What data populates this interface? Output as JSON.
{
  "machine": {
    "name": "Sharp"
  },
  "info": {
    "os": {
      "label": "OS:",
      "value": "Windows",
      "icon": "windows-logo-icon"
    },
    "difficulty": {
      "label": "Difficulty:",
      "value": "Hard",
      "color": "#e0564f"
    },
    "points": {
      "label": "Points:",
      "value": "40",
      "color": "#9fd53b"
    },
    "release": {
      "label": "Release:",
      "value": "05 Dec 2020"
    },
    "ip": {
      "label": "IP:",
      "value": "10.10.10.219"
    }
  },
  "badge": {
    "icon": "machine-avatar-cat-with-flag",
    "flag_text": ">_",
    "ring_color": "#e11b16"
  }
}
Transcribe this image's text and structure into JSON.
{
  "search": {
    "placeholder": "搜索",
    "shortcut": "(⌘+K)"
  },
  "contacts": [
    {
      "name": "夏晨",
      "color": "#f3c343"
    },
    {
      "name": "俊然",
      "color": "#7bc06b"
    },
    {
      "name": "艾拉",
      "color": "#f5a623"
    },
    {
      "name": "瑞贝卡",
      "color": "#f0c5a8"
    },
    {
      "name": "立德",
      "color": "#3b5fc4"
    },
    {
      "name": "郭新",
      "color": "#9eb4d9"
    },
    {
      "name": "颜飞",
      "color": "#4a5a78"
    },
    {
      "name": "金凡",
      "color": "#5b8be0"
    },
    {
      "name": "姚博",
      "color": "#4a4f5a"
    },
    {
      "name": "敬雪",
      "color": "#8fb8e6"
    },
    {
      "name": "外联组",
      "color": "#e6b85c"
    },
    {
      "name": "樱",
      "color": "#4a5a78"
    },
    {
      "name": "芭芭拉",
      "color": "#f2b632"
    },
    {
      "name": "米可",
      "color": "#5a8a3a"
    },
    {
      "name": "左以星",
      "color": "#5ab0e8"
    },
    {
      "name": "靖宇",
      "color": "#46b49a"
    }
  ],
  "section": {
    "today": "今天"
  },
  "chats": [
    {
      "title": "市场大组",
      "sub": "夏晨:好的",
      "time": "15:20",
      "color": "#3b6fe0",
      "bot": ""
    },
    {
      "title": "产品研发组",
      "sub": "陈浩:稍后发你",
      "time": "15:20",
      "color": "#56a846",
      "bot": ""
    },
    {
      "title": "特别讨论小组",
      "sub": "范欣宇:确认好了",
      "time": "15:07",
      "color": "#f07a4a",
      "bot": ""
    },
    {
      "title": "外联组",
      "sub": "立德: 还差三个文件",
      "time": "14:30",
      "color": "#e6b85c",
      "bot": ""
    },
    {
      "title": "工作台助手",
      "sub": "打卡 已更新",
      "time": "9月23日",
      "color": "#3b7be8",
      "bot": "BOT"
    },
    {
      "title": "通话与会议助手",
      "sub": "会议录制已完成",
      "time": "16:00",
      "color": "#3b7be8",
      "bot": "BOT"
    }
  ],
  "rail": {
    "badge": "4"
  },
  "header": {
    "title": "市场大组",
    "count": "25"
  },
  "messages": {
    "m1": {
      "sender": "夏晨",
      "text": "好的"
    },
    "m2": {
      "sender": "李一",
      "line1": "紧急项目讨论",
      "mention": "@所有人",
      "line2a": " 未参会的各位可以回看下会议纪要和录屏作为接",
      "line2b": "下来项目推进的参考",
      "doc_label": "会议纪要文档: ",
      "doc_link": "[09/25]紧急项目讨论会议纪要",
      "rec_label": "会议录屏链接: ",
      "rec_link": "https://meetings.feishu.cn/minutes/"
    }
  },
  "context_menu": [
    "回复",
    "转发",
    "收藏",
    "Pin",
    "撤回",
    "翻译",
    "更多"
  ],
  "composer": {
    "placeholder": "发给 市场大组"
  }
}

■ **GIVEN INSTRUCTION**:
Write out all the records above again, exactly as they stand.

■ **THE REPLY**:
What data populates this interface? Output as JSON.
{
  "machine": {
    "name": "Sharp"
  },
  "info": {
    "os": {
      "label": "OS:",
      "value": "Windows",
      "icon": "windows-logo-icon"
    },
    "difficulty": {
      "label": "Difficulty:",
      "value": "Hard",
      "color": "#e0564f"
    },
    "points": {
      "label": "Points:",
      "value": "40",
      "color": "#9fd53b"
    },
    "release": {
      "label": "Release:",
      "value": "05 Dec 2020"
    },
    "ip": {
      "label": "IP:",
      "value": "10.10.10.219"
    }
  },
  "badge": {
    "icon": "machine-avatar-cat-with-flag",
    "flag_text": ">_",
    "ring_color": "#e11b16"
  }
}
Transcribe this image's text and structure into JSON.
{
  "search": {
    "placeholder": "搜索",
    "shortcut": "(⌘+K)"
  },
  "contacts": [
    {
      "name": "夏晨",
      "color": "#f3c343"
    },
    {
      "name": "俊然",
      "color": "#7bc06b"
    },
    {
      "name": "艾拉",
      "color": "#f5a623"
    },
    {
      "name": "瑞贝卡",
      "color": "#f0c5a8"
    },
    {
      "name": "立德",
      "color": "#3b5fc4"
    },
    {
      "name": "郭新",
      "color": "#9eb4d9"
    },
    {
      "name": "颜飞",
      "color": "#4a5a78"
    },
    {
      "name": "金凡",
      "color": "#5b8be0"
    },
    {
      "name": "姚博",
      "color": "#4a4f5a"
    },
    {
      "name": "敬雪",
      "color": "#8fb8e6"
    },
    {
      "name": "外联组",
      "color": "#e6b85c"
    },
    {
      "name": "樱",
      "color": "#4a5a78"
    },
    {
      "name": "芭芭拉",
      "color": "#f2b632"
    },
    {
      "name": "米可",
      "color": "#5a8a3a"
    },
    {
      "name": "左以星",
      "color": "#5ab0e8"
    },
    {
      "name": "靖宇",
      "color": "#46b49a"
    }
  ],
  "section": {
    "today": "今天"
  },
  "chats": [
    {
      "title": "市场大组",
      "sub": "夏晨:好的",
      "time": "15:20",
      "color": "#3b6fe0",
      "bot": ""
    },
    {
      "title": "产品研发组",
      "sub": "陈浩:稍后发你",
      "time": "15:20",
      "color": "#56a846",
      "bot": ""
    },
    {
      "title": "特别讨论小组",
      "sub": "范欣宇:确认好了",
      "time": "15:07",
      "color": "#f07a4a",
      "bot": ""
    },
    {
      "title": "外联组",
      "sub": "立德: 还差三个文件",
      "time": "14:30",
      "color": "#e6b85c",
      "bot": ""
    },
    {
      "title": "工作台助手",
      "sub": "打卡 已更新",
      "time": "9月23日",
      "color": "#3b7be8",
      "bot": "BOT"
    },
    {
      "title": "通话与会议助手",
      "sub": "会议录制已完成",
      "time": "16:00",
      "color": "#3b7be8",
      "bot": "BOT"
    }
  ],
  "rail": {
    "badge": "4"
  },
  "header": {
    "title": "市场大组",
    "count": "25"
  },
  "messages": {
    "m1": {
      "sender": "夏晨",
      "text": "好的"
    },
    "m2": {
      "sender": "李一",
      "line1": "紧急项目讨论",
      "mention": "@所有人",
      "line2a": " 未参会的各位可以回看下会议纪要和录屏作为接",
      "line2b": "下来项目推进的参考",
      "doc_label": "会议纪要文档: ",
      "doc_link": "[09/25]紧急项目讨论会议纪要",
      "rec_label": "会议录屏链接: ",
      "rec_link": "https://meetings.feishu.cn/minutes/"
    }
  },
  "context_menu": [
    "回复",
    "转发",
    "收藏",
    "Pin",
    "撤回",
    "翻译",
    "更多"
  ],
  "composer": {
    "placeholder": "发给 市场大组"
  }
}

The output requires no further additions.